**Extracted material**:
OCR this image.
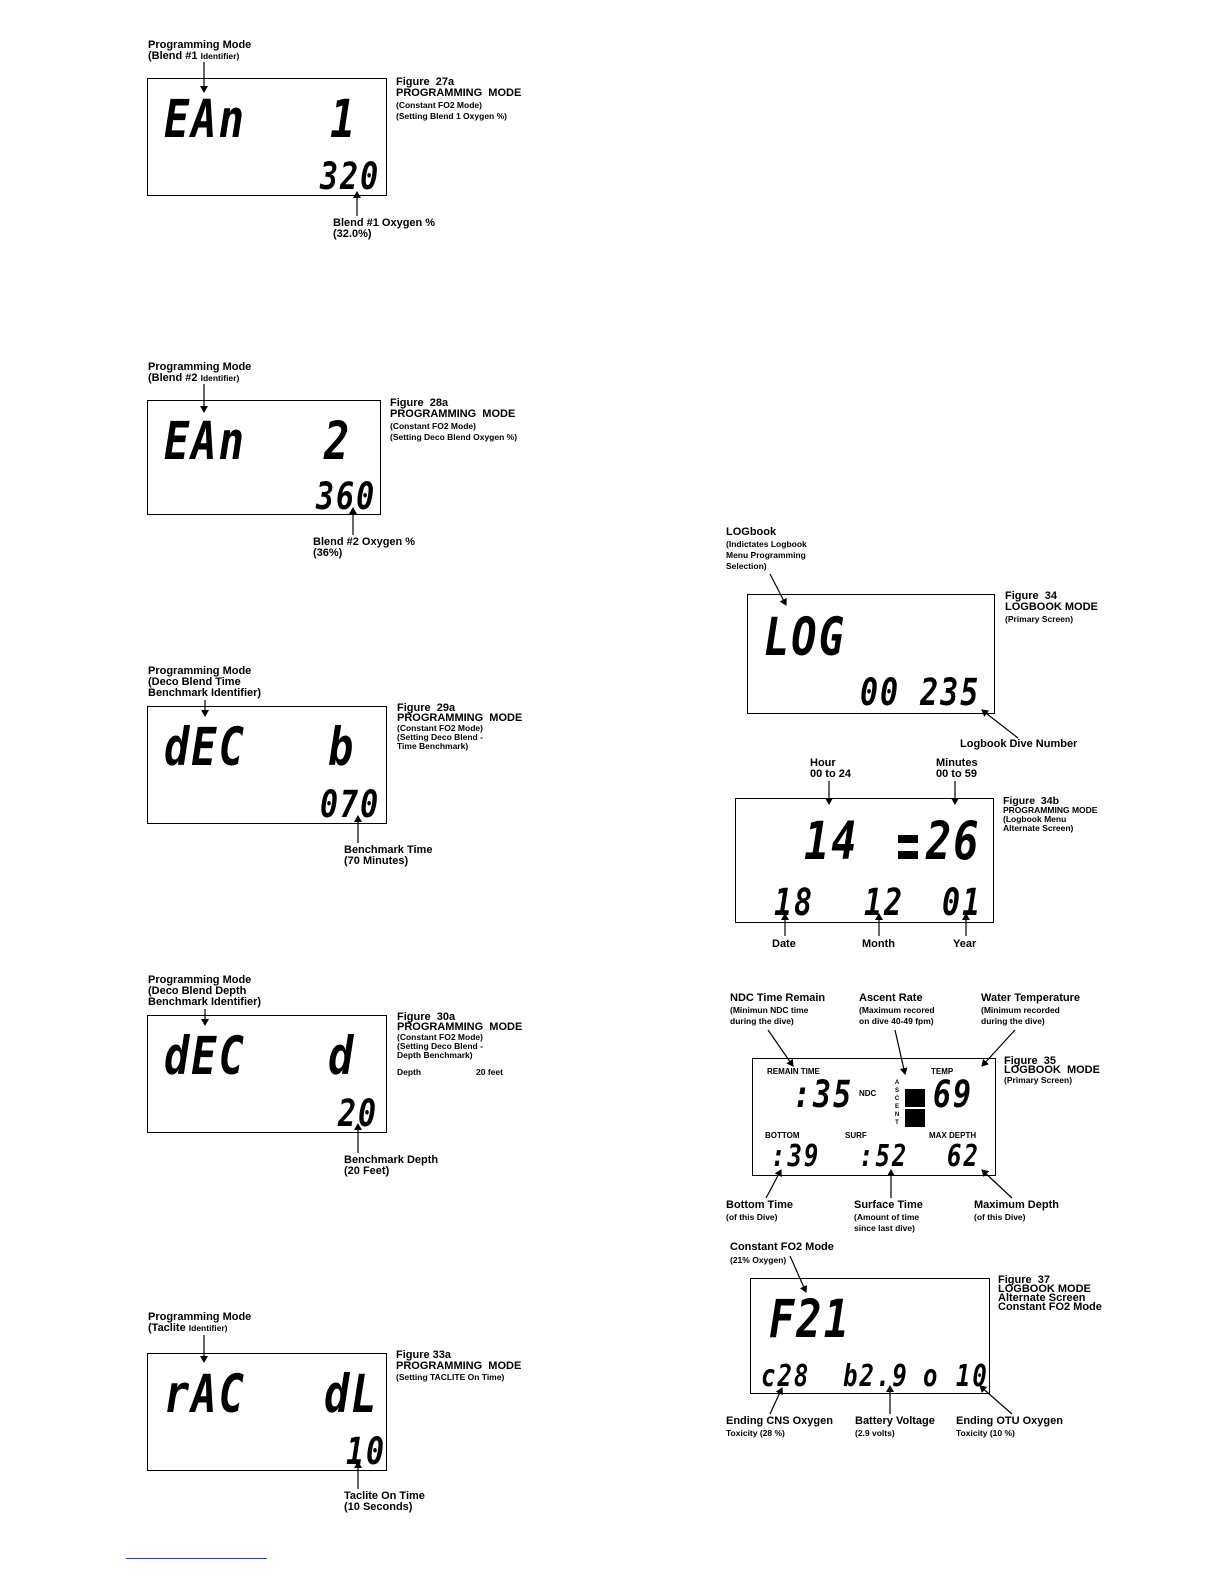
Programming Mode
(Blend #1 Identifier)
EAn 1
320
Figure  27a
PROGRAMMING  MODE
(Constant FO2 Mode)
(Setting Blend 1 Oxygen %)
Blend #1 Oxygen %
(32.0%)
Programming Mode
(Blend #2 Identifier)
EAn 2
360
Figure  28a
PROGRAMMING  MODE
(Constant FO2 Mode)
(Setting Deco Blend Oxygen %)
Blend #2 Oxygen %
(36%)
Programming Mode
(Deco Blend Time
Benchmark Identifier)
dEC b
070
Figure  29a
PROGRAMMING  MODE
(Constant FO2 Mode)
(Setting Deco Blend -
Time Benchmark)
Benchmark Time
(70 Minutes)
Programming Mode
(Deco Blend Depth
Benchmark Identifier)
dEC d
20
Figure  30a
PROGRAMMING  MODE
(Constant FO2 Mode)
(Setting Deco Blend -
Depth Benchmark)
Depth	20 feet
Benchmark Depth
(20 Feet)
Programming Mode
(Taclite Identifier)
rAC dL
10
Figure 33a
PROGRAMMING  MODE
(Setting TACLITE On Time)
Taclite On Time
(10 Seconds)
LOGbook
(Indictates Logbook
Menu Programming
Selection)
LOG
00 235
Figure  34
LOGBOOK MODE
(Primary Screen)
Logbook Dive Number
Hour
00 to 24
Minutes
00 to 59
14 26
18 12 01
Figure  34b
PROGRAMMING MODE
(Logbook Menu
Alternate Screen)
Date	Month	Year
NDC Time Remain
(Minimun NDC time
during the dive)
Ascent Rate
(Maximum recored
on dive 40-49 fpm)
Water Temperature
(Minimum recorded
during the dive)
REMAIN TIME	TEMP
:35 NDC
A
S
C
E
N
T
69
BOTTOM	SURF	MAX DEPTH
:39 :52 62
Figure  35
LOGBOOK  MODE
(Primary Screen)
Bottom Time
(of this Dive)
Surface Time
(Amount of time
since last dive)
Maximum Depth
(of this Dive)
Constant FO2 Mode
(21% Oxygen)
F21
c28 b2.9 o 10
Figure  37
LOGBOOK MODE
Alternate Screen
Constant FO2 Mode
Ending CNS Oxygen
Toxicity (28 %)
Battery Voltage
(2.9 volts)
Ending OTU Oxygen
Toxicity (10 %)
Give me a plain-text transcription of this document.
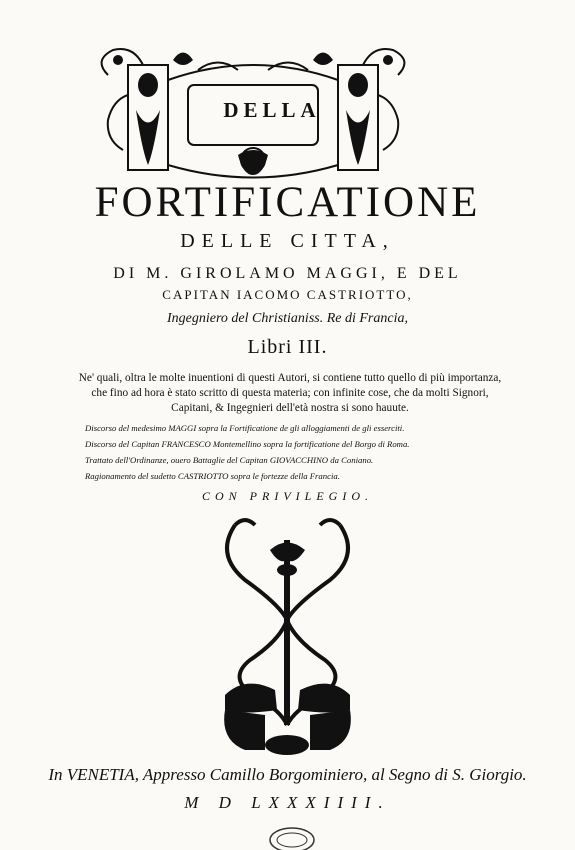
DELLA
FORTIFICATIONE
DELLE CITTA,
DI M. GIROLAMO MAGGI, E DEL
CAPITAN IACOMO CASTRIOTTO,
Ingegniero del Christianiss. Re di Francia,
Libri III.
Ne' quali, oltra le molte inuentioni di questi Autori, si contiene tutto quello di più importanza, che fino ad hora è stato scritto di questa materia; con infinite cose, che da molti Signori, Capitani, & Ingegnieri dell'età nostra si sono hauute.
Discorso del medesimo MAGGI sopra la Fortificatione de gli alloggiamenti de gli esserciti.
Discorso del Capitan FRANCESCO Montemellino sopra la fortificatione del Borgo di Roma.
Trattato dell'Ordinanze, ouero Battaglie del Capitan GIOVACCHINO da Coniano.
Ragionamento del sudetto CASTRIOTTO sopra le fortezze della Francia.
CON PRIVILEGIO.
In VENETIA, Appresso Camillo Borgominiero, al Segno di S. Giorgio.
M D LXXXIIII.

**Required task**: Copy out each record shown above without alteration, skipping any picture.

**Worked solution**:
OCR this image.
Programming Mode
(Blend #1 Identifier)
EAn 1
320
Figure  27a
PROGRAMMING  MODE
(Constant FO2 Mode)
(Setting Blend 1 Oxygen %)
Blend #1 Oxygen %
(32.0%)
Programming Mode
(Blend #2 Identifier)
EAn 2
360
Figure  28a
PROGRAMMING  MODE
(Constant FO2 Mode)
(Setting Deco Blend Oxygen %)
Blend #2 Oxygen %
(36%)
Programming Mode
(Deco Blend Time
Benchmark Identifier)
dEC b
070
Figure  29a
PROGRAMMING  MODE
(Constant FO2 Mode)
(Setting Deco Blend -
Time Benchmark)
Benchmark Time
(70 Minutes)
Programming Mode
(Deco Blend Depth
Benchmark Identifier)
dEC d
20
Figure  30a
PROGRAMMING  MODE
(Constant FO2 Mode)
(Setting Deco Blend -
Depth Benchmark)
Depth	20 feet
Benchmark Depth
(20 Feet)
Programming Mode
(Taclite Identifier)
rAC dL
10
Figure 33a
PROGRAMMING  MODE
(Setting TACLITE On Time)
Taclite On Time
(10 Seconds)
LOGbook
(Indictates Logbook
Menu Programming
Selection)
LOG
00 235
Figure  34
LOGBOOK MODE
(Primary Screen)
Logbook Dive Number
Hour
00 to 24
Minutes
00 to 59
14 26
18 12 01
Figure  34b
PROGRAMMING MODE
(Logbook Menu
Alternate Screen)
Date	Month	Year
NDC Time Remain
(Minimun NDC time
during the dive)
Ascent Rate
(Maximum recored
on dive 40-49 fpm)
Water Temperature
(Minimum recorded
during the dive)
REMAIN TIME	TEMP
:35 NDC
A
S
C
E
N
T
69
BOTTOM	SURF	MAX DEPTH
:39 :52 62
Figure  35
LOGBOOK  MODE
(Primary Screen)
Bottom Time
(of this Dive)
Surface Time
(Amount of time
since last dive)
Maximum Depth
(of this Dive)
Constant FO2 Mode
(21% Oxygen)
F21
c28 b2.9 o 10
Figure  37
LOGBOOK MODE
Alternate Screen
Constant FO2 Mode
Ending CNS Oxygen
Toxicity (28 %)
Battery Voltage
(2.9 volts)
Ending OTU Oxygen
Toxicity (10 %)
Give me a plain-text transcription of this document.
DELLA
FORTIFICATIONE
DELLE CITTA,
DI M. GIROLAMO MAGGI, E DEL
CAPITAN IACOMO CASTRIOTTO,
Ingegniero del Christianiss. Re di Francia,
Libri III.
Ne' quali, oltra le molte inuentioni di questi Autori, si contiene tutto quello di più importanza, che fino ad hora è stato scritto di questa materia; con infinite cose, che da molti Signori, Capitani, & Ingegnieri dell'età nostra si sono hauute.
Discorso del medesimo MAGGI sopra la Fortificatione de gli alloggiamenti de gli esserciti.
Discorso del Capitan FRANCESCO Montemellino sopra la fortificatione del Borgo di Roma.
Trattato dell'Ordinanze, ouero Battaglie del Capitan GIOVACCHINO da Coniano.
Ragionamento del sudetto CASTRIOTTO sopra le fortezze della Francia.
CON PRIVILEGIO.
In VENETIA, Appresso Camillo Borgominiero, al Segno di S. Giorgio.
M D LXXXIIII.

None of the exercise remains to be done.